- Requirements
Below is a listing; write it out exactly and drop any images from it.

Entries from a dataset:

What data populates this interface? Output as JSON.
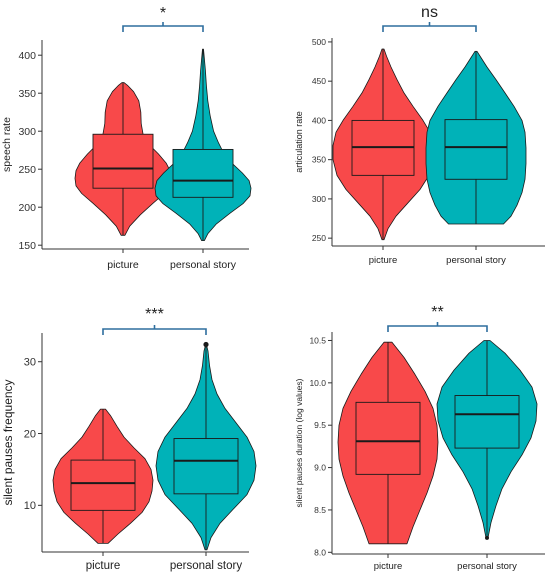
{
  "colors": {
    "picture": "#F8494A",
    "personal_story": "#00B2B8",
    "bracket": "#2E6E9E",
    "axis": "#333333"
  },
  "chart_data": [
    {
      "type": "violin",
      "ylabel": "speech rate",
      "ylim": [
        145,
        420
      ],
      "yticks": [
        150,
        200,
        250,
        300,
        350,
        400
      ],
      "categories": [
        "picture",
        "personal story"
      ],
      "significance": "*",
      "series": [
        {
          "category": "picture",
          "min": 163,
          "q1": 225,
          "median": 251,
          "q3": 296,
          "max": 364,
          "density": [
            [
              163,
              0.04
            ],
            [
              175,
              0.14
            ],
            [
              190,
              0.36
            ],
            [
              205,
              0.62
            ],
            [
              218,
              0.86
            ],
            [
              228,
              0.98
            ],
            [
              238,
              1.0
            ],
            [
              248,
              0.98
            ],
            [
              258,
              0.9
            ],
            [
              270,
              0.74
            ],
            [
              282,
              0.55
            ],
            [
              295,
              0.42
            ],
            [
              310,
              0.38
            ],
            [
              325,
              0.37
            ],
            [
              340,
              0.33
            ],
            [
              352,
              0.22
            ],
            [
              360,
              0.1
            ],
            [
              364,
              0.02
            ]
          ]
        },
        {
          "category": "personal story",
          "min": 156,
          "q1": 213,
          "median": 235,
          "q3": 276,
          "max": 408,
          "density": [
            [
              156,
              0.03
            ],
            [
              165,
              0.1
            ],
            [
              178,
              0.28
            ],
            [
              192,
              0.56
            ],
            [
              205,
              0.84
            ],
            [
              215,
              0.98
            ],
            [
              225,
              1.0
            ],
            [
              235,
              0.96
            ],
            [
              245,
              0.82
            ],
            [
              258,
              0.6
            ],
            [
              270,
              0.44
            ],
            [
              285,
              0.32
            ],
            [
              300,
              0.22
            ],
            [
              320,
              0.15
            ],
            [
              340,
              0.1
            ],
            [
              360,
              0.07
            ],
            [
              380,
              0.05
            ],
            [
              395,
              0.03
            ],
            [
              408,
              0.01
            ]
          ]
        }
      ]
    },
    {
      "type": "violin",
      "ylabel": "articulation rate",
      "ylim": [
        240,
        505
      ],
      "yticks": [
        250,
        300,
        350,
        400,
        450,
        500
      ],
      "categories": [
        "picture",
        "personal story"
      ],
      "significance": "ns",
      "series": [
        {
          "category": "picture",
          "min": 248,
          "q1": 330,
          "median": 366,
          "q3": 400,
          "max": 491,
          "density": [
            [
              248,
              0.02
            ],
            [
              262,
              0.1
            ],
            [
              278,
              0.26
            ],
            [
              295,
              0.5
            ],
            [
              312,
              0.74
            ],
            [
              330,
              0.92
            ],
            [
              350,
              1.0
            ],
            [
              368,
              1.0
            ],
            [
              385,
              0.94
            ],
            [
              400,
              0.8
            ],
            [
              418,
              0.6
            ],
            [
              435,
              0.42
            ],
            [
              452,
              0.28
            ],
            [
              468,
              0.16
            ],
            [
              482,
              0.07
            ],
            [
              491,
              0.02
            ]
          ]
        },
        {
          "category": "personal story",
          "min": 268,
          "q1": 325,
          "median": 366,
          "q3": 401,
          "max": 488,
          "density": [
            [
              268,
              0.55
            ],
            [
              278,
              0.7
            ],
            [
              292,
              0.82
            ],
            [
              308,
              0.92
            ],
            [
              325,
              0.98
            ],
            [
              345,
              1.0
            ],
            [
              365,
              1.0
            ],
            [
              385,
              0.98
            ],
            [
              400,
              0.92
            ],
            [
              418,
              0.76
            ],
            [
              435,
              0.58
            ],
            [
              452,
              0.4
            ],
            [
              468,
              0.22
            ],
            [
              480,
              0.1
            ],
            [
              488,
              0.02
            ]
          ]
        }
      ]
    },
    {
      "type": "violin",
      "ylabel": "silent pauses frequency",
      "ylim": [
        3.5,
        34
      ],
      "yticks": [
        10,
        20,
        30
      ],
      "categories": [
        "picture",
        "personal story"
      ],
      "significance": "***",
      "series": [
        {
          "category": "picture",
          "min": 4.7,
          "q1": 9.3,
          "median": 13.1,
          "q3": 16.3,
          "max": 23.4,
          "density": [
            [
              4.7,
              0.1
            ],
            [
              6,
              0.3
            ],
            [
              7.5,
              0.55
            ],
            [
              9,
              0.78
            ],
            [
              10.5,
              0.92
            ],
            [
              12,
              0.98
            ],
            [
              13.5,
              1.0
            ],
            [
              15,
              0.96
            ],
            [
              16.5,
              0.84
            ],
            [
              18,
              0.62
            ],
            [
              19.5,
              0.42
            ],
            [
              21,
              0.28
            ],
            [
              22.5,
              0.15
            ],
            [
              23.4,
              0.05
            ]
          ]
        },
        {
          "category": "personal story",
          "min": 3.8,
          "q1": 11.6,
          "median": 16.2,
          "q3": 19.3,
          "max": 32.3,
          "density": [
            [
              3.8,
              0.02
            ],
            [
              5.5,
              0.1
            ],
            [
              7.5,
              0.28
            ],
            [
              9.5,
              0.55
            ],
            [
              11.5,
              0.82
            ],
            [
              13.5,
              0.96
            ],
            [
              15.5,
              1.0
            ],
            [
              17.5,
              0.96
            ],
            [
              19.5,
              0.82
            ],
            [
              21.5,
              0.6
            ],
            [
              23.5,
              0.38
            ],
            [
              25.5,
              0.22
            ],
            [
              27.5,
              0.12
            ],
            [
              29.5,
              0.07
            ],
            [
              31.5,
              0.04
            ],
            [
              32.3,
              0.01
            ]
          ]
        }
      ]
    },
    {
      "type": "violin",
      "ylabel": "silent pauses duration (log values)",
      "ylim": [
        7.98,
        10.6
      ],
      "yticks": [
        8.0,
        8.5,
        9.0,
        9.5,
        10.0,
        10.5
      ],
      "categories": [
        "picture",
        "personal story"
      ],
      "significance": "**",
      "series": [
        {
          "category": "picture",
          "min": 8.1,
          "q1": 8.92,
          "median": 9.31,
          "q3": 9.77,
          "max": 10.48,
          "density": [
            [
              8.1,
              0.38
            ],
            [
              8.3,
              0.5
            ],
            [
              8.5,
              0.64
            ],
            [
              8.7,
              0.78
            ],
            [
              8.9,
              0.9
            ],
            [
              9.1,
              0.98
            ],
            [
              9.3,
              1.0
            ],
            [
              9.5,
              0.98
            ],
            [
              9.7,
              0.9
            ],
            [
              9.9,
              0.74
            ],
            [
              10.1,
              0.54
            ],
            [
              10.3,
              0.32
            ],
            [
              10.48,
              0.08
            ]
          ]
        },
        {
          "category": "personal story",
          "min": 8.17,
          "q1": 9.23,
          "median": 9.63,
          "q3": 9.85,
          "max": 10.5,
          "density": [
            [
              8.17,
              0.02
            ],
            [
              8.35,
              0.08
            ],
            [
              8.55,
              0.18
            ],
            [
              8.75,
              0.3
            ],
            [
              8.95,
              0.48
            ],
            [
              9.15,
              0.7
            ],
            [
              9.35,
              0.88
            ],
            [
              9.55,
              0.98
            ],
            [
              9.75,
              1.0
            ],
            [
              9.95,
              0.9
            ],
            [
              10.15,
              0.66
            ],
            [
              10.35,
              0.36
            ],
            [
              10.5,
              0.06
            ]
          ]
        }
      ]
    }
  ]
}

- Reply to the exercise
What data populates this interface? Output as JSON.
{
  "colors": {
    "picture": "#F8494A",
    "personal_story": "#00B2B8",
    "bracket": "#2E6E9E",
    "axis": "#333333"
  },
  "chart_data": [
    {
      "type": "violin",
      "ylabel": "speech rate",
      "ylim": [
        145,
        420
      ],
      "yticks": [
        150,
        200,
        250,
        300,
        350,
        400
      ],
      "categories": [
        "picture",
        "personal story"
      ],
      "significance": "*",
      "series": [
        {
          "category": "picture",
          "min": 163,
          "q1": 225,
          "median": 251,
          "q3": 296,
          "max": 364,
          "density": [
            [
              163,
              0.04
            ],
            [
              175,
              0.14
            ],
            [
              190,
              0.36
            ],
            [
              205,
              0.62
            ],
            [
              218,
              0.86
            ],
            [
              228,
              0.98
            ],
            [
              238,
              1.0
            ],
            [
              248,
              0.98
            ],
            [
              258,
              0.9
            ],
            [
              270,
              0.74
            ],
            [
              282,
              0.55
            ],
            [
              295,
              0.42
            ],
            [
              310,
              0.38
            ],
            [
              325,
              0.37
            ],
            [
              340,
              0.33
            ],
            [
              352,
              0.22
            ],
            [
              360,
              0.1
            ],
            [
              364,
              0.02
            ]
          ]
        },
        {
          "category": "personal story",
          "min": 156,
          "q1": 213,
          "median": 235,
          "q3": 276,
          "max": 408,
          "density": [
            [
              156,
              0.03
            ],
            [
              165,
              0.1
            ],
            [
              178,
              0.28
            ],
            [
              192,
              0.56
            ],
            [
              205,
              0.84
            ],
            [
              215,
              0.98
            ],
            [
              225,
              1.0
            ],
            [
              235,
              0.96
            ],
            [
              245,
              0.82
            ],
            [
              258,
              0.6
            ],
            [
              270,
              0.44
            ],
            [
              285,
              0.32
            ],
            [
              300,
              0.22
            ],
            [
              320,
              0.15
            ],
            [
              340,
              0.1
            ],
            [
              360,
              0.07
            ],
            [
              380,
              0.05
            ],
            [
              395,
              0.03
            ],
            [
              408,
              0.01
            ]
          ]
        }
      ]
    },
    {
      "type": "violin",
      "ylabel": "articulation rate",
      "ylim": [
        240,
        505
      ],
      "yticks": [
        250,
        300,
        350,
        400,
        450,
        500
      ],
      "categories": [
        "picture",
        "personal story"
      ],
      "significance": "ns",
      "series": [
        {
          "category": "picture",
          "min": 248,
          "q1": 330,
          "median": 366,
          "q3": 400,
          "max": 491,
          "density": [
            [
              248,
              0.02
            ],
            [
              262,
              0.1
            ],
            [
              278,
              0.26
            ],
            [
              295,
              0.5
            ],
            [
              312,
              0.74
            ],
            [
              330,
              0.92
            ],
            [
              350,
              1.0
            ],
            [
              368,
              1.0
            ],
            [
              385,
              0.94
            ],
            [
              400,
              0.8
            ],
            [
              418,
              0.6
            ],
            [
              435,
              0.42
            ],
            [
              452,
              0.28
            ],
            [
              468,
              0.16
            ],
            [
              482,
              0.07
            ],
            [
              491,
              0.02
            ]
          ]
        },
        {
          "category": "personal story",
          "min": 268,
          "q1": 325,
          "median": 366,
          "q3": 401,
          "max": 488,
          "density": [
            [
              268,
              0.55
            ],
            [
              278,
              0.7
            ],
            [
              292,
              0.82
            ],
            [
              308,
              0.92
            ],
            [
              325,
              0.98
            ],
            [
              345,
              1.0
            ],
            [
              365,
              1.0
            ],
            [
              385,
              0.98
            ],
            [
              400,
              0.92
            ],
            [
              418,
              0.76
            ],
            [
              435,
              0.58
            ],
            [
              452,
              0.4
            ],
            [
              468,
              0.22
            ],
            [
              480,
              0.1
            ],
            [
              488,
              0.02
            ]
          ]
        }
      ]
    },
    {
      "type": "violin",
      "ylabel": "silent pauses frequency",
      "ylim": [
        3.5,
        34
      ],
      "yticks": [
        10,
        20,
        30
      ],
      "categories": [
        "picture",
        "personal story"
      ],
      "significance": "***",
      "series": [
        {
          "category": "picture",
          "min": 4.7,
          "q1": 9.3,
          "median": 13.1,
          "q3": 16.3,
          "max": 23.4,
          "density": [
            [
              4.7,
              0.1
            ],
            [
              6,
              0.3
            ],
            [
              7.5,
              0.55
            ],
            [
              9,
              0.78
            ],
            [
              10.5,
              0.92
            ],
            [
              12,
              0.98
            ],
            [
              13.5,
              1.0
            ],
            [
              15,
              0.96
            ],
            [
              16.5,
              0.84
            ],
            [
              18,
              0.62
            ],
            [
              19.5,
              0.42
            ],
            [
              21,
              0.28
            ],
            [
              22.5,
              0.15
            ],
            [
              23.4,
              0.05
            ]
          ]
        },
        {
          "category": "personal story",
          "min": 3.8,
          "q1": 11.6,
          "median": 16.2,
          "q3": 19.3,
          "max": 32.3,
          "density": [
            [
              3.8,
              0.02
            ],
            [
              5.5,
              0.1
            ],
            [
              7.5,
              0.28
            ],
            [
              9.5,
              0.55
            ],
            [
              11.5,
              0.82
            ],
            [
              13.5,
              0.96
            ],
            [
              15.5,
              1.0
            ],
            [
              17.5,
              0.96
            ],
            [
              19.5,
              0.82
            ],
            [
              21.5,
              0.6
            ],
            [
              23.5,
              0.38
            ],
            [
              25.5,
              0.22
            ],
            [
              27.5,
              0.12
            ],
            [
              29.5,
              0.07
            ],
            [
              31.5,
              0.04
            ],
            [
              32.3,
              0.01
            ]
          ]
        }
      ]
    },
    {
      "type": "violin",
      "ylabel": "silent pauses duration (log values)",
      "ylim": [
        7.98,
        10.6
      ],
      "yticks": [
        8.0,
        8.5,
        9.0,
        9.5,
        10.0,
        10.5
      ],
      "categories": [
        "picture",
        "personal story"
      ],
      "significance": "**",
      "series": [
        {
          "category": "picture",
          "min": 8.1,
          "q1": 8.92,
          "median": 9.31,
          "q3": 9.77,
          "max": 10.48,
          "density": [
            [
              8.1,
              0.38
            ],
            [
              8.3,
              0.5
            ],
            [
              8.5,
              0.64
            ],
            [
              8.7,
              0.78
            ],
            [
              8.9,
              0.9
            ],
            [
              9.1,
              0.98
            ],
            [
              9.3,
              1.0
            ],
            [
              9.5,
              0.98
            ],
            [
              9.7,
              0.9
            ],
            [
              9.9,
              0.74
            ],
            [
              10.1,
              0.54
            ],
            [
              10.3,
              0.32
            ],
            [
              10.48,
              0.08
            ]
          ]
        },
        {
          "category": "personal story",
          "min": 8.17,
          "q1": 9.23,
          "median": 9.63,
          "q3": 9.85,
          "max": 10.5,
          "density": [
            [
              8.17,
              0.02
            ],
            [
              8.35,
              0.08
            ],
            [
              8.55,
              0.18
            ],
            [
              8.75,
              0.3
            ],
            [
              8.95,
              0.48
            ],
            [
              9.15,
              0.7
            ],
            [
              9.35,
              0.88
            ],
            [
              9.55,
              0.98
            ],
            [
              9.75,
              1.0
            ],
            [
              9.95,
              0.9
            ],
            [
              10.15,
              0.66
            ],
            [
              10.35,
              0.36
            ],
            [
              10.5,
              0.06
            ]
          ]
        }
      ]
    }
  ]
}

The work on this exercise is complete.